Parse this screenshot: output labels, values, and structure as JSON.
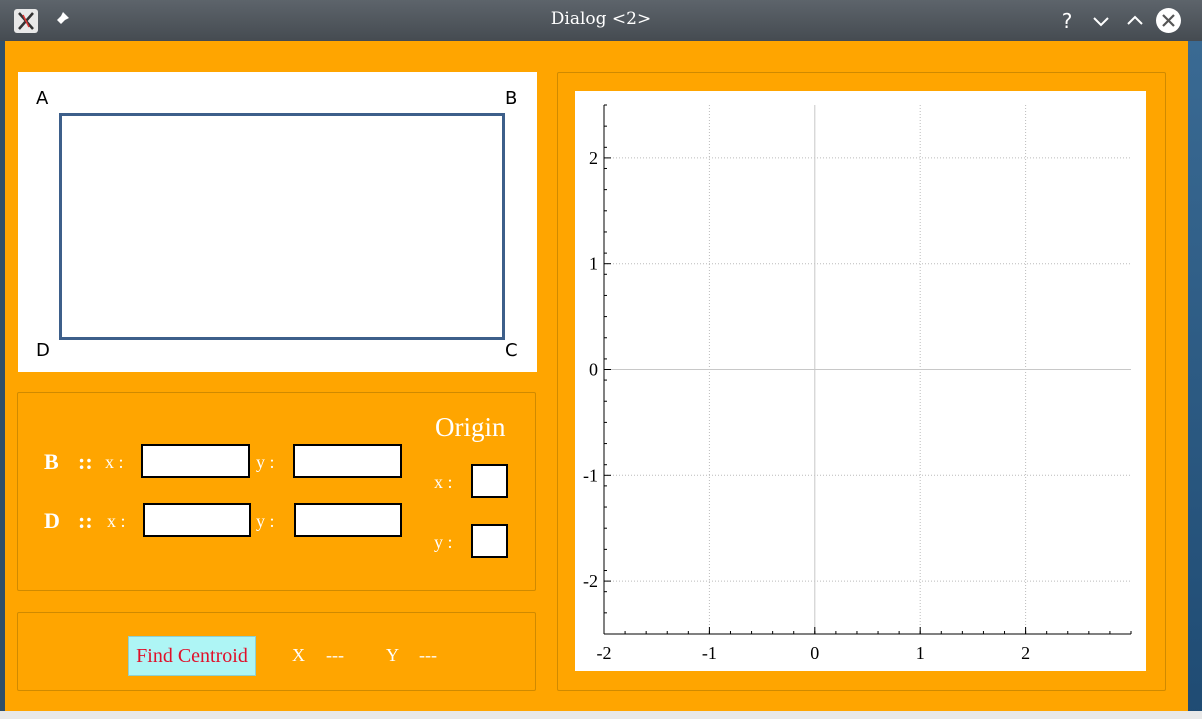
{
  "window": {
    "title": "Dialog <2>"
  },
  "titlebar": {
    "help": "?",
    "minimize": "⌄",
    "maximize": "⌃"
  },
  "diagram": {
    "corners": {
      "a": "A",
      "b": "B",
      "c": "C",
      "d": "D"
    }
  },
  "inputs": {
    "b_label": "B",
    "d_label": "D",
    "separator": "::",
    "x_label": "x :",
    "y_label": "y :",
    "b_x": "",
    "b_y": "",
    "d_x": "",
    "d_y": ""
  },
  "origin": {
    "title": "Origin",
    "x_label": "x :",
    "y_label": "y :",
    "x": "",
    "y": ""
  },
  "result": {
    "button": "Find Centroid",
    "x_label": "X",
    "x_value": "---",
    "y_label": "Y",
    "y_value": "---"
  },
  "chart_data": {
    "type": "line",
    "series": [],
    "xlim": [
      -2,
      3
    ],
    "ylim": [
      -2.5,
      2.5
    ],
    "x_ticks": [
      -2,
      -1,
      0,
      1,
      2
    ],
    "y_ticks": [
      -2,
      -1,
      0,
      1,
      2
    ],
    "x_tick_labels": [
      "-2",
      "-1",
      "0",
      "1",
      "2"
    ],
    "y_tick_labels": [
      "-2",
      "-1",
      "0",
      "1",
      "2"
    ],
    "grid": true
  }
}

◆ ◆ ◆ ◆ ◆ ◆ ◆

*THE REQUEST*.
In your copy of the records, include no pictures; repeat everything else exactly.

*RESULT BELOW*.
Parse this screenshot: output labels, values, and structure as JSON.
{
  "window": {
    "title": "Dialog <2>"
  },
  "titlebar": {
    "help": "?",
    "minimize": "⌄",
    "maximize": "⌃"
  },
  "diagram": {
    "corners": {
      "a": "A",
      "b": "B",
      "c": "C",
      "d": "D"
    }
  },
  "inputs": {
    "b_label": "B",
    "d_label": "D",
    "separator": "::",
    "x_label": "x :",
    "y_label": "y :",
    "b_x": "",
    "b_y": "",
    "d_x": "",
    "d_y": ""
  },
  "origin": {
    "title": "Origin",
    "x_label": "x :",
    "y_label": "y :",
    "x": "",
    "y": ""
  },
  "result": {
    "button": "Find Centroid",
    "x_label": "X",
    "x_value": "---",
    "y_label": "Y",
    "y_value": "---"
  },
  "chart_data": {
    "type": "line",
    "series": [],
    "xlim": [
      -2,
      3
    ],
    "ylim": [
      -2.5,
      2.5
    ],
    "x_ticks": [
      -2,
      -1,
      0,
      1,
      2
    ],
    "y_ticks": [
      -2,
      -1,
      0,
      1,
      2
    ],
    "x_tick_labels": [
      "-2",
      "-1",
      "0",
      "1",
      "2"
    ],
    "y_tick_labels": [
      "-2",
      "-1",
      "0",
      "1",
      "2"
    ],
    "grid": true
  }
}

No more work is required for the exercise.